■ **Stated task**:
Pick out every line in the data below that holds "younger".

[Lines of data]
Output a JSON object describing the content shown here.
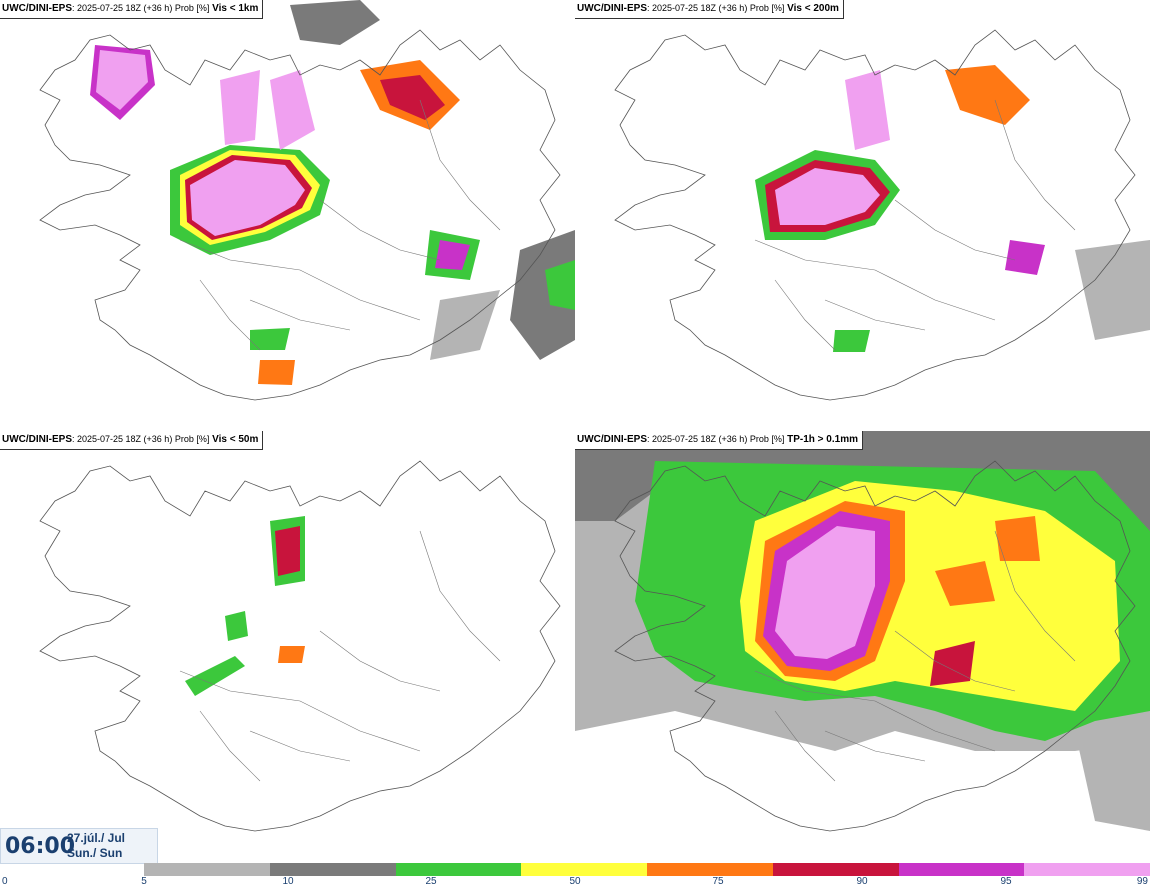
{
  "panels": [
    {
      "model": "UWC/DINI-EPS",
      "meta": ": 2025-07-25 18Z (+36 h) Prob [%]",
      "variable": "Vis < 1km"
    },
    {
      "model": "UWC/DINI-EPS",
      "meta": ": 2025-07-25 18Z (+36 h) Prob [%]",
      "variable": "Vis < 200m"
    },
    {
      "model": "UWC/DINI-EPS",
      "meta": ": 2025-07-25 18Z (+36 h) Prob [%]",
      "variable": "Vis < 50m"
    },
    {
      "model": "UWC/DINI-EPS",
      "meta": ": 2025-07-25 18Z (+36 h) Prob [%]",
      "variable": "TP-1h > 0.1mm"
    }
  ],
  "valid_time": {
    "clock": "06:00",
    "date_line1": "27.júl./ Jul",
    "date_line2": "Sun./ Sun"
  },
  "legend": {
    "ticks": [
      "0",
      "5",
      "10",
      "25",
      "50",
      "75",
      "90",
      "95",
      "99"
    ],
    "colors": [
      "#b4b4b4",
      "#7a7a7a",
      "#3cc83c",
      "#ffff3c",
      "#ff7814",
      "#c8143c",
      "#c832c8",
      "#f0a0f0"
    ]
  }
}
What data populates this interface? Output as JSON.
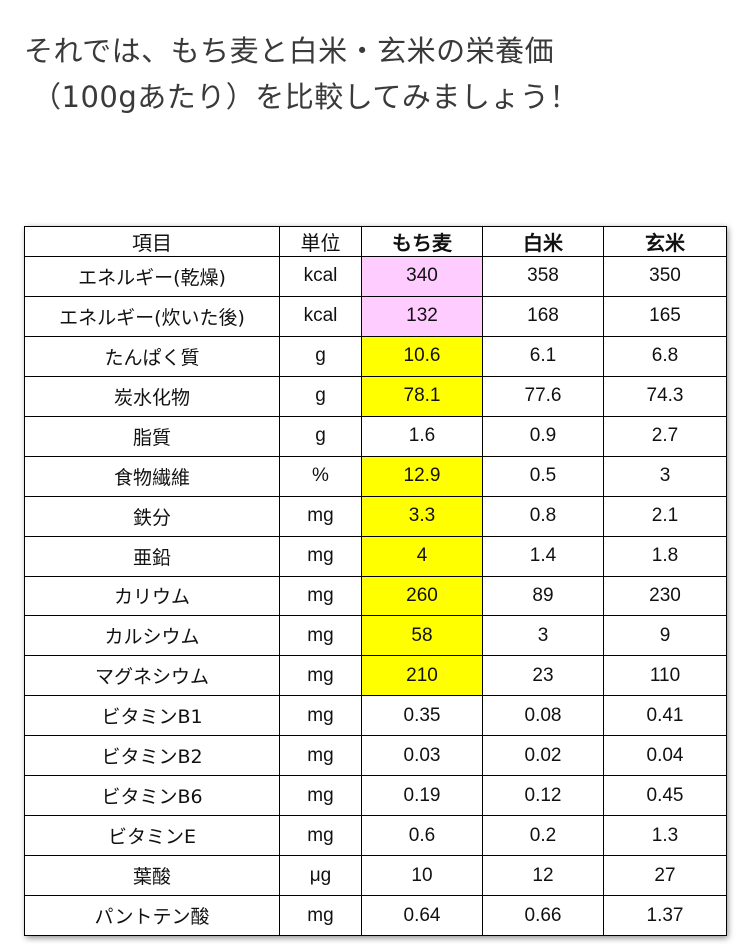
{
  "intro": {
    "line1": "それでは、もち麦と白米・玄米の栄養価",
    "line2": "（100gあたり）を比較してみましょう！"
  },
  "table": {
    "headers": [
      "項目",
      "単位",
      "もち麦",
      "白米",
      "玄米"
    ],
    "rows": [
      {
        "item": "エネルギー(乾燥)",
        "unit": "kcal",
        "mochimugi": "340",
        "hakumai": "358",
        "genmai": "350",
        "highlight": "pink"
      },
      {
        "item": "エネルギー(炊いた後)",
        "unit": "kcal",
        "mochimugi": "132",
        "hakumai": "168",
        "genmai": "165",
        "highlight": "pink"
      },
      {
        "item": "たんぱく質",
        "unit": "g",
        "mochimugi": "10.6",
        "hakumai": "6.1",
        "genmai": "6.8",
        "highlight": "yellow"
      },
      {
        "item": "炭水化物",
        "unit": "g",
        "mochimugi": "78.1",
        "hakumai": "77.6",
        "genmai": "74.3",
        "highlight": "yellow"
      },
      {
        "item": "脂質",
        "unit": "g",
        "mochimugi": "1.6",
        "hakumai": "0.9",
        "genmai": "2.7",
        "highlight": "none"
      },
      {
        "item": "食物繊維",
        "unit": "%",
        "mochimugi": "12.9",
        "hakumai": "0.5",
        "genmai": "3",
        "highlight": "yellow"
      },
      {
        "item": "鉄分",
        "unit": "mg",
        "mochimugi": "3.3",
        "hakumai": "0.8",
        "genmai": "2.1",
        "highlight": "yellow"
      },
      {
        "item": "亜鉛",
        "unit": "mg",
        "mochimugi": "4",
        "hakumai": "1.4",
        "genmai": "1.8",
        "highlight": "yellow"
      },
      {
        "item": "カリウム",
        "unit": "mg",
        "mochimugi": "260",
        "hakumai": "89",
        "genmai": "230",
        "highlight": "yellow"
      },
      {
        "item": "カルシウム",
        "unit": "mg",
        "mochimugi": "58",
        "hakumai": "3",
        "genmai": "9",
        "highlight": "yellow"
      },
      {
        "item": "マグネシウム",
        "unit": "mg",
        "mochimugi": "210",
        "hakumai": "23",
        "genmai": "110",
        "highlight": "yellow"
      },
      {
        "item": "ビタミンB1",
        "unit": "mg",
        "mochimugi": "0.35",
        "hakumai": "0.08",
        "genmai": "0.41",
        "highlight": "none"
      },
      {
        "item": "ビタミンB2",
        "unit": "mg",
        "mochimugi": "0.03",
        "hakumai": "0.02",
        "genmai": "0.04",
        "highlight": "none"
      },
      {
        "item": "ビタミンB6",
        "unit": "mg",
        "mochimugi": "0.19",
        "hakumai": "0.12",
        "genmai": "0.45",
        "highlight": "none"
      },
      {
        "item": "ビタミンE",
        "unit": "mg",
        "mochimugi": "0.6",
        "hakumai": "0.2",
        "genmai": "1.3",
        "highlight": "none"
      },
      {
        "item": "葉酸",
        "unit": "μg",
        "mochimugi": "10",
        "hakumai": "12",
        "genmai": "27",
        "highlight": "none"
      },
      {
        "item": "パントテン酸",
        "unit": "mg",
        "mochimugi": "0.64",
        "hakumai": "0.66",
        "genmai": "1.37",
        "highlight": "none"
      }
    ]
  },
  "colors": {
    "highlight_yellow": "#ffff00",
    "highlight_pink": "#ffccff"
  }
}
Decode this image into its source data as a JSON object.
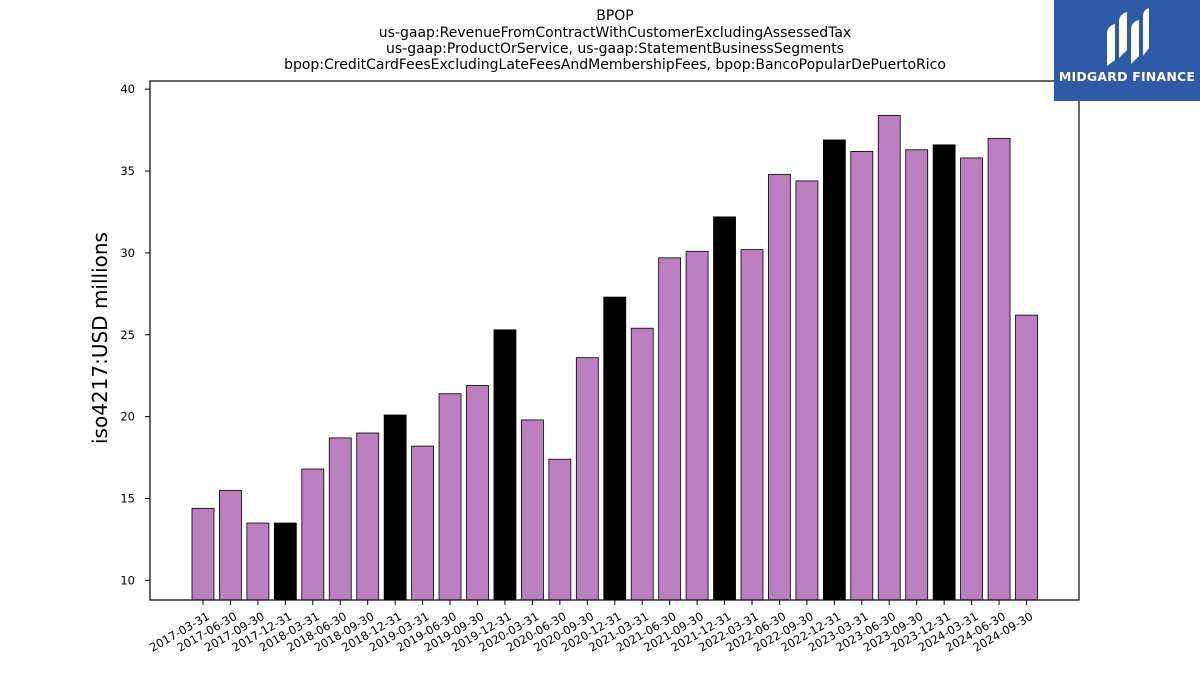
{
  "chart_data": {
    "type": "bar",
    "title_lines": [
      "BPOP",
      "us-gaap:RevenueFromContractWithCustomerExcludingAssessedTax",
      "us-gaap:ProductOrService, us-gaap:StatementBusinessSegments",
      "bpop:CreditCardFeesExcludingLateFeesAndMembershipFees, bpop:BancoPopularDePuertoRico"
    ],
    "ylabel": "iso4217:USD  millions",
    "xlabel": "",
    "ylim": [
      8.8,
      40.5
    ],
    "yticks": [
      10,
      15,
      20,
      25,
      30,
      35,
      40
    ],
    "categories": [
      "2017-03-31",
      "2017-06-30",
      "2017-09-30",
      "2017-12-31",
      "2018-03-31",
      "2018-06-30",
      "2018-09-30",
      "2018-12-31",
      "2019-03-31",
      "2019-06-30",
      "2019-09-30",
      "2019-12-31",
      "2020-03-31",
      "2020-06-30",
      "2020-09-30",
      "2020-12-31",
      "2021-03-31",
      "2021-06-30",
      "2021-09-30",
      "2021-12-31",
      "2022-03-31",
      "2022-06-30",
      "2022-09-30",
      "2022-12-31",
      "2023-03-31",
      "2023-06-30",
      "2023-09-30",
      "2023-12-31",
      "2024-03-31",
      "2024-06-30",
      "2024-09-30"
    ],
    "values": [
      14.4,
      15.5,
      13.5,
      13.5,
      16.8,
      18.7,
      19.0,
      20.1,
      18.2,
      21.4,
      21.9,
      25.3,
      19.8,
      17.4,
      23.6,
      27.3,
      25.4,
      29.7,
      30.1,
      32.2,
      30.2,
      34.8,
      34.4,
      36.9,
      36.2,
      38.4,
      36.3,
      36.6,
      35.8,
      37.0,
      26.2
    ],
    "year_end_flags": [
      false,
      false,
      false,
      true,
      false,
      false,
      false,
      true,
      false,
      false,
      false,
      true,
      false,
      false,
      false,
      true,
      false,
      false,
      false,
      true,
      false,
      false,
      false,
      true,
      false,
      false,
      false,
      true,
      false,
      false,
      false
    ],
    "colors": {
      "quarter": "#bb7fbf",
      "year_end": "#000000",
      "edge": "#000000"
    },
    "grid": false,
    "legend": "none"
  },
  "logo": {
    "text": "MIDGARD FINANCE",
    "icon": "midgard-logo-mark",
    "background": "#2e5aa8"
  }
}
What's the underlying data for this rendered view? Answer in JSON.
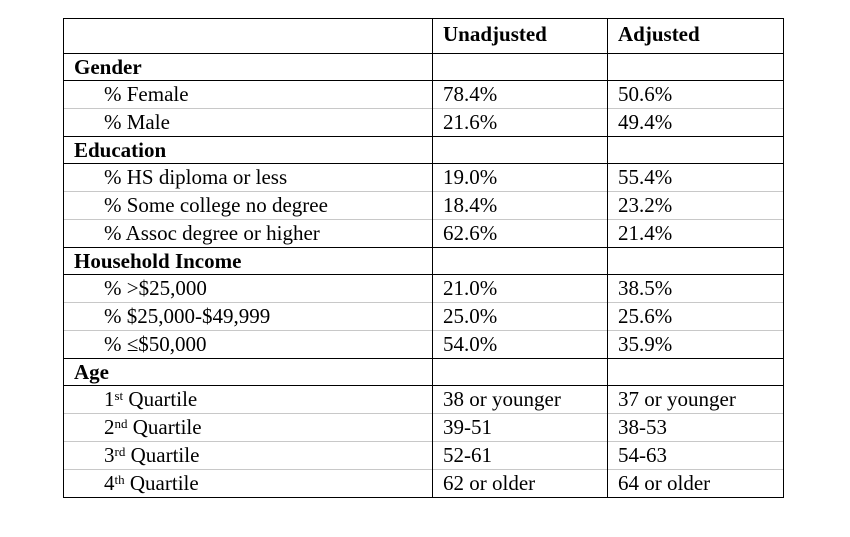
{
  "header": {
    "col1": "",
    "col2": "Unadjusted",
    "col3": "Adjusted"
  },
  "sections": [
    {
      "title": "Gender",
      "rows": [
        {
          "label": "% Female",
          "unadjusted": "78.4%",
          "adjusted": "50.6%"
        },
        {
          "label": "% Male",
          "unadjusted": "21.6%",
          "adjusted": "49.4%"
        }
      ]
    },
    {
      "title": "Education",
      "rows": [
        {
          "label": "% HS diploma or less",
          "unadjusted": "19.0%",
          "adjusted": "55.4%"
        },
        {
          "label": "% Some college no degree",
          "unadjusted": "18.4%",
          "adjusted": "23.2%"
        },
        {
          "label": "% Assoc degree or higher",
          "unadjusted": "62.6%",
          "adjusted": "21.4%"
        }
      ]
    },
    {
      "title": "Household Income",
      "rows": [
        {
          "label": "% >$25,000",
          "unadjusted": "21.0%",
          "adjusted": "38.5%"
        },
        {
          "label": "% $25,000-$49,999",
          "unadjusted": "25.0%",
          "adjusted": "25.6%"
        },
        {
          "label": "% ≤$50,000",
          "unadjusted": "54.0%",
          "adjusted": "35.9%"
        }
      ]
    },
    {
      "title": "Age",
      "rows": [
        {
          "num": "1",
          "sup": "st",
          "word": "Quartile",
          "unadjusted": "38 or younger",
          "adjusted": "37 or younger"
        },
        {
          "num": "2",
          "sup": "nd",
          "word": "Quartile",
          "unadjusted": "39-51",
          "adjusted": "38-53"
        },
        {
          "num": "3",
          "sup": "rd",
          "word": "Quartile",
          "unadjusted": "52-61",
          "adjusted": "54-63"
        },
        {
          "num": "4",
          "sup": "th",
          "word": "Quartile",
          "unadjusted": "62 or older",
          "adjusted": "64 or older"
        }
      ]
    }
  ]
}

■ **The reply**:
          "unadjusted": "38 or younger",
          "adjusted": "37 or younger"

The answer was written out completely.